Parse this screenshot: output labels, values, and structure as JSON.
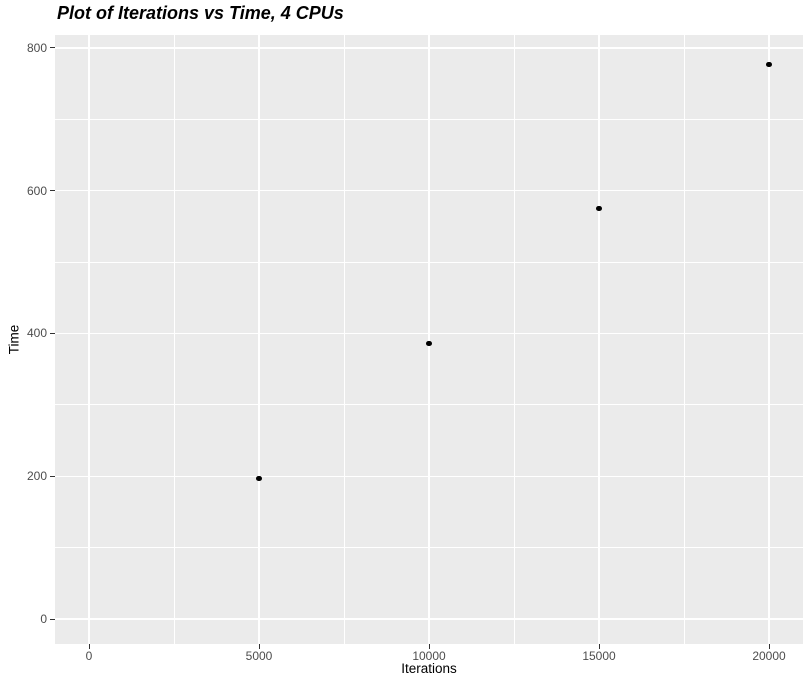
{
  "chart_data": {
    "type": "scatter",
    "title": "Plot of Iterations vs Time, 4 CPUs",
    "xlabel": "Iterations",
    "ylabel": "Time",
    "points": [
      {
        "x": 5000,
        "y": 197
      },
      {
        "x": 10000,
        "y": 386
      },
      {
        "x": 15000,
        "y": 575
      },
      {
        "x": 20000,
        "y": 777
      }
    ],
    "xlim": [
      -1000,
      21000
    ],
    "ylim": [
      -35,
      818
    ],
    "x_major_ticks": [
      0,
      5000,
      10000,
      15000,
      20000
    ],
    "x_tick_labels": [
      "0",
      "5000",
      "10000",
      "15000",
      "20000"
    ],
    "x_minor_ticks": [
      2500,
      7500,
      12500,
      17500
    ],
    "y_major_ticks": [
      0,
      200,
      400,
      600,
      800
    ],
    "y_tick_labels": [
      "0",
      "200",
      "400",
      "600",
      "800"
    ],
    "y_minor_ticks": [
      100,
      300,
      500,
      700
    ],
    "grid": true,
    "legend": "none",
    "colors": {
      "panel_bg": "#EBEBEB",
      "gridline": "#FFFFFF",
      "point": "#000000",
      "tick_text": "#4D4D4D",
      "tick_mark": "#333333",
      "title_text": "#000000",
      "axis_title_text": "#000000",
      "figure_bg": "#FFFFFF"
    }
  }
}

|---|

◆ YOUR OBJECTIVE: Word for word, quote the full listing, omitting every picture.

◆ FULL ANSWER:
Parse this screenshot: output labels, values, and structure as JSON.
{
  "chart_data": {
    "type": "scatter",
    "title": "Plot of Iterations vs Time, 4 CPUs",
    "xlabel": "Iterations",
    "ylabel": "Time",
    "points": [
      {
        "x": 5000,
        "y": 197
      },
      {
        "x": 10000,
        "y": 386
      },
      {
        "x": 15000,
        "y": 575
      },
      {
        "x": 20000,
        "y": 777
      }
    ],
    "xlim": [
      -1000,
      21000
    ],
    "ylim": [
      -35,
      818
    ],
    "x_major_ticks": [
      0,
      5000,
      10000,
      15000,
      20000
    ],
    "x_tick_labels": [
      "0",
      "5000",
      "10000",
      "15000",
      "20000"
    ],
    "x_minor_ticks": [
      2500,
      7500,
      12500,
      17500
    ],
    "y_major_ticks": [
      0,
      200,
      400,
      600,
      800
    ],
    "y_tick_labels": [
      "0",
      "200",
      "400",
      "600",
      "800"
    ],
    "y_minor_ticks": [
      100,
      300,
      500,
      700
    ],
    "grid": true,
    "legend": "none",
    "colors": {
      "panel_bg": "#EBEBEB",
      "gridline": "#FFFFFF",
      "point": "#000000",
      "tick_text": "#4D4D4D",
      "tick_mark": "#333333",
      "title_text": "#000000",
      "axis_title_text": "#000000",
      "figure_bg": "#FFFFFF"
    }
  }
}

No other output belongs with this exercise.